## Required work
**1)** In the budget speech, going back to which year's budget does the speaker say would cut a trillion?
**2)** From the budget speech, output the passage starting at "We've been told, of" and ending at "enough is enough?", copied word for word.

## Excerpted text
Segment Open
And we already had $153,000 in debt, and we're only bringing in 
$25,000. This is like credit card debt. It's not secured by a home--
except for America.
  We have put our future, America's future, our children, 
grandchildren's future all in hock for this much, and we can proudly 
say--those that don't understand, I get sarcastic from time to time--we 
can proudly say that since 2010, 2011, if you take away the eight 
zeroes, we have cut $410 of our spending.
  We've got a lot of work to do. We owe the American public better than 
we've done. It's time to take a stand.
  We've been told, of course, whether you're a Republican or Democrat, 
that when you're elected as a freshman, your odds of being defeated in 
the first election you stand for as an incumbent, are 10 to 20 percent. 
That means there were some fantastic freshman Republicans that were 
elected in this last election. Ten to 20 percent of them may get 
defeated in the next election. What will they have to show unless we 
stand up and say enough is enough?
  Mr. President, Senator Reid, we're standing on our principles so that 
we can leave the next generation as good or better a country than we 
inherited. But we're going to have start moving and we're going to have 
to start standing on principle very quickly. Easy to do.
  Some say, Oh, it will be so hard making all of these cuts. No, it 
won't. We can go back to the 2008 budget that the most liberal Congress 
in history had passed. Didn't hear a lot of complaints about not enough 
spending that year. Go to that budget. That knocks out a trillion right 
there.
  Enough of the games. It's time to stand up for America, stand up for 
a responsible budget, cut the wasteful spending, stop the crony 
capitalism for groups like Solyndra, and let's get this economy going 
back again--strong, stronger, strongest ever.
  With that, Mr. Speaker, I yield back the balance of my time.
Segment Closed
## Dataset excerpts
Segment Open
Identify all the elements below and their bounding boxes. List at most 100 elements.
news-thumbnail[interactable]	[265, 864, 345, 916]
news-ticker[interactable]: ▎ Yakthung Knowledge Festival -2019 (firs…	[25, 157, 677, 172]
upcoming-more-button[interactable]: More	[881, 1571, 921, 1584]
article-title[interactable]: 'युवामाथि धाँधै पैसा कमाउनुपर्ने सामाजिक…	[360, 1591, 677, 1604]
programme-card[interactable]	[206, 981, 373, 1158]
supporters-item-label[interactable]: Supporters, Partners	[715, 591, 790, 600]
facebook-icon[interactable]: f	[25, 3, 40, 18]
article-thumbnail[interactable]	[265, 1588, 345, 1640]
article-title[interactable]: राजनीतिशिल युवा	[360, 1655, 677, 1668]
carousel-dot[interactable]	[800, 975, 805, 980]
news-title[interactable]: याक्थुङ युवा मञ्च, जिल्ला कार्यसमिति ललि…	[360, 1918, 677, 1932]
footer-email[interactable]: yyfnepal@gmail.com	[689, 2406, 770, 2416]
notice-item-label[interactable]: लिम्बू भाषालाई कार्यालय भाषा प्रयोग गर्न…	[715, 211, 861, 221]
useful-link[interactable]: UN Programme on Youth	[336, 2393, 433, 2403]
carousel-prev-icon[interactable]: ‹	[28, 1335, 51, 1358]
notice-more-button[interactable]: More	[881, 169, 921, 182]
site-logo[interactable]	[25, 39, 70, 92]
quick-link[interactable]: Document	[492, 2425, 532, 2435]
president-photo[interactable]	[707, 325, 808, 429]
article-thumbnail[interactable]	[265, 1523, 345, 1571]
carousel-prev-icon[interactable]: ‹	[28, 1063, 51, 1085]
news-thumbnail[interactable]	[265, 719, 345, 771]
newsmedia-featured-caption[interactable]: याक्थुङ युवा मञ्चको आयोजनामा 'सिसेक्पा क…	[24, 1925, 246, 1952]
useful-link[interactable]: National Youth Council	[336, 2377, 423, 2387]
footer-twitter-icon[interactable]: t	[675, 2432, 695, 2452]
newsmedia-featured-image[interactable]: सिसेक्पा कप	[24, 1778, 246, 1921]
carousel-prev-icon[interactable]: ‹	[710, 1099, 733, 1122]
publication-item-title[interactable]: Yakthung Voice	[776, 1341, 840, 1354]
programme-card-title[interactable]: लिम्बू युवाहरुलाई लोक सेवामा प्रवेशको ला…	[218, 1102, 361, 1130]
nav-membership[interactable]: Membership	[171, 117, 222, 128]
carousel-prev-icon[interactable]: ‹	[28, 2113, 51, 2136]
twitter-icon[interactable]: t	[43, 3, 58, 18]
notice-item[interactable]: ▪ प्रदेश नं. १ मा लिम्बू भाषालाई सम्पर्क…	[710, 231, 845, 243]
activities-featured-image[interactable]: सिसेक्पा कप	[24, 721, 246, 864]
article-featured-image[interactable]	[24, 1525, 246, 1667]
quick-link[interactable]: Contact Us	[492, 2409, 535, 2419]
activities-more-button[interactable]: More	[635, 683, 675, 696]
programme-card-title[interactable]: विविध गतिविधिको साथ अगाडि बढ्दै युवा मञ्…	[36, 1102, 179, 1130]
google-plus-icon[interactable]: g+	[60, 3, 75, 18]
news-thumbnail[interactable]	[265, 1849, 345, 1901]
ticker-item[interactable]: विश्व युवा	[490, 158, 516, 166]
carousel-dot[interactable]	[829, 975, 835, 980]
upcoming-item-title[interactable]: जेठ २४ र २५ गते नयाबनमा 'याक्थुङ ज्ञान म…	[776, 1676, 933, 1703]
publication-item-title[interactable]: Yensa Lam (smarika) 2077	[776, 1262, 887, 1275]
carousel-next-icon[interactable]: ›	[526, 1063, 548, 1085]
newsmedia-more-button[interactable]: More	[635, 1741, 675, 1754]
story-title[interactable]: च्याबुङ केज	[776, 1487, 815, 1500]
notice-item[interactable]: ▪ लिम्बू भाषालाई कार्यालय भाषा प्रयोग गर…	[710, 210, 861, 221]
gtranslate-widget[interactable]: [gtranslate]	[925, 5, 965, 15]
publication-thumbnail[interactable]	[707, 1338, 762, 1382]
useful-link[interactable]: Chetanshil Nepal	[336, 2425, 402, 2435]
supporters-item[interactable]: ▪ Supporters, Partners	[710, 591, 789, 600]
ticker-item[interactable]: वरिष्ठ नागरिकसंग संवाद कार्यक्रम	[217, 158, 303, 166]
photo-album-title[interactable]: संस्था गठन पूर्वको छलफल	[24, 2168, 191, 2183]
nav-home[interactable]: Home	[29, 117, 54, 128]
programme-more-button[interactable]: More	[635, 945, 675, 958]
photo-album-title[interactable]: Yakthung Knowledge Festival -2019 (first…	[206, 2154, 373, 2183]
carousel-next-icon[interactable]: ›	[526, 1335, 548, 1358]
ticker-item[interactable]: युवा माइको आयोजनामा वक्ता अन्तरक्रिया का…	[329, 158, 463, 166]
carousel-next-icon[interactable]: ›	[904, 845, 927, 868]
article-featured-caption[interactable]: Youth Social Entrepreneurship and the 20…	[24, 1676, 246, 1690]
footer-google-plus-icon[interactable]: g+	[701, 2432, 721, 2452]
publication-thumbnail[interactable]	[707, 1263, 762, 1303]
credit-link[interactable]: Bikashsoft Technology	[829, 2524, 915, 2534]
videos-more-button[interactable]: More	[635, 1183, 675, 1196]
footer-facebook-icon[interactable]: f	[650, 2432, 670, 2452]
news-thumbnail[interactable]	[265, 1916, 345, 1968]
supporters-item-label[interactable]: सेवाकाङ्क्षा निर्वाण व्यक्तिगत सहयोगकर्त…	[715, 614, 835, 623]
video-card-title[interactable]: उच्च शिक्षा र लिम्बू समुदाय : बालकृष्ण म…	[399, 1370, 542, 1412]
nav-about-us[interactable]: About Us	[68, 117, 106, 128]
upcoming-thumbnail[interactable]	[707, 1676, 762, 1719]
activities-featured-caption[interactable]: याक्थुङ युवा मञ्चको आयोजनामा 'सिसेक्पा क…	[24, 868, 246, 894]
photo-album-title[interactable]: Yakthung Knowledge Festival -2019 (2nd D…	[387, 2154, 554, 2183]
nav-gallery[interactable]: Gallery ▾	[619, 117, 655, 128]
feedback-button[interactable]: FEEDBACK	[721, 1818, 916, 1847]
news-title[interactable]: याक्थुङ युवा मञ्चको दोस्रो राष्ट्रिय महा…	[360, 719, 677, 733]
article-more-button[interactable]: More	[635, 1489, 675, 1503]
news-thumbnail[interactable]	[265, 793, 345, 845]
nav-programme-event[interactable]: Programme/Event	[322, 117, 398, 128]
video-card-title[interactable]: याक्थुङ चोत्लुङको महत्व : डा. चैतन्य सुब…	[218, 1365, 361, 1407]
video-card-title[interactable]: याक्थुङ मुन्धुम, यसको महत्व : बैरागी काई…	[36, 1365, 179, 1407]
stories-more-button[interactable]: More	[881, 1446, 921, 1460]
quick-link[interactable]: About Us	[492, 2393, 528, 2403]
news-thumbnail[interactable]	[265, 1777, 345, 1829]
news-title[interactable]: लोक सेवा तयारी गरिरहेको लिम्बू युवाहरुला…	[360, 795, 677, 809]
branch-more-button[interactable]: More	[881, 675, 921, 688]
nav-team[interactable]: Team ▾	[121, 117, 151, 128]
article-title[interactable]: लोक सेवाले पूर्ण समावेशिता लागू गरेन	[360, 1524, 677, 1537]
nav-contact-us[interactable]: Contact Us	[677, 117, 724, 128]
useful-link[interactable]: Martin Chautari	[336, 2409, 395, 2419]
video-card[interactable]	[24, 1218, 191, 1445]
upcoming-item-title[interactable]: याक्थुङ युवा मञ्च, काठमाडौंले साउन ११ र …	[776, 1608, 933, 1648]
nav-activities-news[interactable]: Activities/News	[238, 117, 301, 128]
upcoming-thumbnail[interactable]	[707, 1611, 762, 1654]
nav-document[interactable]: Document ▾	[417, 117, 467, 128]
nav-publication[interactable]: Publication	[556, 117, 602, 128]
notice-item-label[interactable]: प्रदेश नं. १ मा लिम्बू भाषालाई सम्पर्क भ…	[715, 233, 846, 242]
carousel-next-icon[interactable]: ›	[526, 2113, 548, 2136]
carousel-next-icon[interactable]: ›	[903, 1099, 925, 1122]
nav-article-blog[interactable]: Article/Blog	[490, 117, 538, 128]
Segment Closed
## Exercise solutions
**1)** The 2008 budget.

**2)**
We've been told, of course, whether you're a Republican or Democrat, 
that when you're elected as a freshman, your odds of being defeated in 
the first election you stand for as an incumbent, are 10 to 20 percent. 
That means there were some fantastic freshman Republicans that were 
elected in this last election. Ten to 20 percent of them may get 
defeated in the next election. What will they have to show unless we 
stand up and say enough is enough?